Data records =>
^^^^
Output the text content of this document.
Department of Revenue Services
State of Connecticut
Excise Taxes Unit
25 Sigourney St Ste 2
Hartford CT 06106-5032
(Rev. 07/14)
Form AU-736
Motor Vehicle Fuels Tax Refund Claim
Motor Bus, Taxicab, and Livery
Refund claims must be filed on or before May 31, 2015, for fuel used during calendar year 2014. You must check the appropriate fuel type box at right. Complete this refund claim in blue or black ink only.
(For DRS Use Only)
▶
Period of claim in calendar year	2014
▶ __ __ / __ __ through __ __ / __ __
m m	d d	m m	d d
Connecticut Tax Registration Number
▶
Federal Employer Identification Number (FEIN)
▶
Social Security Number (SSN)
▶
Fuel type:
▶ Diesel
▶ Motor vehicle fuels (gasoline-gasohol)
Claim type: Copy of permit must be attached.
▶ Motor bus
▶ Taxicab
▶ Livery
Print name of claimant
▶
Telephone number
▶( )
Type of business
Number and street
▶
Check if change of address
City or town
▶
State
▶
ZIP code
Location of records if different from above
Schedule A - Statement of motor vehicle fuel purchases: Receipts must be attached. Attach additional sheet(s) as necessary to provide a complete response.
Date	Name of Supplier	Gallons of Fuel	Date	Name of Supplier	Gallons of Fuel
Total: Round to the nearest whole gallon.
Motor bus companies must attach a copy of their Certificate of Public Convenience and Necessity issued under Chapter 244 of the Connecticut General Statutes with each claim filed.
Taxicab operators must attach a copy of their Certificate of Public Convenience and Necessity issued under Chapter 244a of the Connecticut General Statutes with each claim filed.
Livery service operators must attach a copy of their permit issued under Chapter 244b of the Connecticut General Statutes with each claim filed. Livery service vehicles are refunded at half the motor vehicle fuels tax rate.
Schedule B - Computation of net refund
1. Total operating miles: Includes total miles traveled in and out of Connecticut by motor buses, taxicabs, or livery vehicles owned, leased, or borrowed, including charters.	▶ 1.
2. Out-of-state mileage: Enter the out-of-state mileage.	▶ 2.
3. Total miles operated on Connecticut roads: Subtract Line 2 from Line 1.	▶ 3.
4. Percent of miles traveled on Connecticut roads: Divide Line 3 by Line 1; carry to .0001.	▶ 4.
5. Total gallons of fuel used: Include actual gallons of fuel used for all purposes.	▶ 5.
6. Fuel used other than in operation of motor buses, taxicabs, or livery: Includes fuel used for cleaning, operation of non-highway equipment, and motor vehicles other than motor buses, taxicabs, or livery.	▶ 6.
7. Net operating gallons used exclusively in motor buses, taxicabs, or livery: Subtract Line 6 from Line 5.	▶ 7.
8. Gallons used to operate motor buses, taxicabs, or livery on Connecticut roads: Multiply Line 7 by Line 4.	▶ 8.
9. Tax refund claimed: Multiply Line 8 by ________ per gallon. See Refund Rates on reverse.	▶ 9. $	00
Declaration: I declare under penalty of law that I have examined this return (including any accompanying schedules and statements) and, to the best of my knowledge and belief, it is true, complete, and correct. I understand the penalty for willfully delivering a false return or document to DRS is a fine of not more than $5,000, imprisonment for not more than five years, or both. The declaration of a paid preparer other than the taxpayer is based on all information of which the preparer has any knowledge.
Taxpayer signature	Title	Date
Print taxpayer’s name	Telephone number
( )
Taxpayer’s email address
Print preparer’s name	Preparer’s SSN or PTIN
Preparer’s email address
^^^^
DIRECTIVE =>
Reproduce each line of the material above precisely.

SOLUTION TO THE PROBLEM =>
Output the text content of this document.
Department of Revenue Services
State of Connecticut
Excise Taxes Unit
25 Sigourney St Ste 2
Hartford CT 06106-5032
(Rev. 07/14)
Form AU-736
Motor Vehicle Fuels Tax Refund Claim
Motor Bus, Taxicab, and Livery
Refund claims must be filed on or before May 31, 2015, for fuel used during calendar year 2014. You must check the appropriate fuel type box at right. Complete this refund claim in blue or black ink only.
(For DRS Use Only)
▶
Period of claim in calendar year	2014
▶ __ __ / __ __ through __ __ / __ __
m m	d d	m m	d d
Connecticut Tax Registration Number
▶
Federal Employer Identification Number (FEIN)
▶
Social Security Number (SSN)
▶
Fuel type:
▶ Diesel
▶ Motor vehicle fuels (gasoline-gasohol)
Claim type: Copy of permit must be attached.
▶ Motor bus
▶ Taxicab
▶ Livery
Print name of claimant
▶
Telephone number
▶( )
Type of business
Number and street
▶
Check if change of address
City or town
▶
State
▶
ZIP code
Location of records if different from above
Schedule A - Statement of motor vehicle fuel purchases: Receipts must be attached. Attach additional sheet(s) as necessary to provide a complete response.
Date	Name of Supplier	Gallons of Fuel	Date	Name of Supplier	Gallons of Fuel
Total: Round to the nearest whole gallon.
Motor bus companies must attach a copy of their Certificate of Public Convenience and Necessity issued under Chapter 244 of the Connecticut General Statutes with each claim filed.
Taxicab operators must attach a copy of their Certificate of Public Convenience and Necessity issued under Chapter 244a of the Connecticut General Statutes with each claim filed.
Livery service operators must attach a copy of their permit issued under Chapter 244b of the Connecticut General Statutes with each claim filed. Livery service vehicles are refunded at half the motor vehicle fuels tax rate.
Schedule B - Computation of net refund
1. Total operating miles: Includes total miles traveled in and out of Connecticut by motor buses, taxicabs, or livery vehicles owned, leased, or borrowed, including charters.	▶ 1.
2. Out-of-state mileage: Enter the out-of-state mileage.	▶ 2.
3. Total miles operated on Connecticut roads: Subtract Line 2 from Line 1.	▶ 3.
4. Percent of miles traveled on Connecticut roads: Divide Line 3 by Line 1; carry to .0001.	▶ 4.
5. Total gallons of fuel used: Include actual gallons of fuel used for all purposes.	▶ 5.
6. Fuel used other than in operation of motor buses, taxicabs, or livery: Includes fuel used for cleaning, operation of non-highway equipment, and motor vehicles other than motor buses, taxicabs, or livery.	▶ 6.
7. Net operating gallons used exclusively in motor buses, taxicabs, or livery: Subtract Line 6 from Line 5.	▶ 7.
8. Gallons used to operate motor buses, taxicabs, or livery on Connecticut roads: Multiply Line 7 by Line 4.	▶ 8.
9. Tax refund claimed: Multiply Line 8 by ________ per gallon. See Refund Rates on reverse.	▶ 9. $	00
Declaration: I declare under penalty of law that I have examined this return (including any accompanying schedules and statements) and, to the best of my knowledge and belief, it is true, complete, and correct. I understand the penalty for willfully delivering a false return or document to DRS is a fine of not more than $5,000, imprisonment for not more than five years, or both. The declaration of a paid preparer other than the taxpayer is based on all information of which the preparer has any knowledge.
Taxpayer signature	Title	Date
Print taxpayer’s name	Telephone number
( )
Taxpayer’s email address
Print preparer’s name	Preparer’s SSN or PTIN
Preparer’s email address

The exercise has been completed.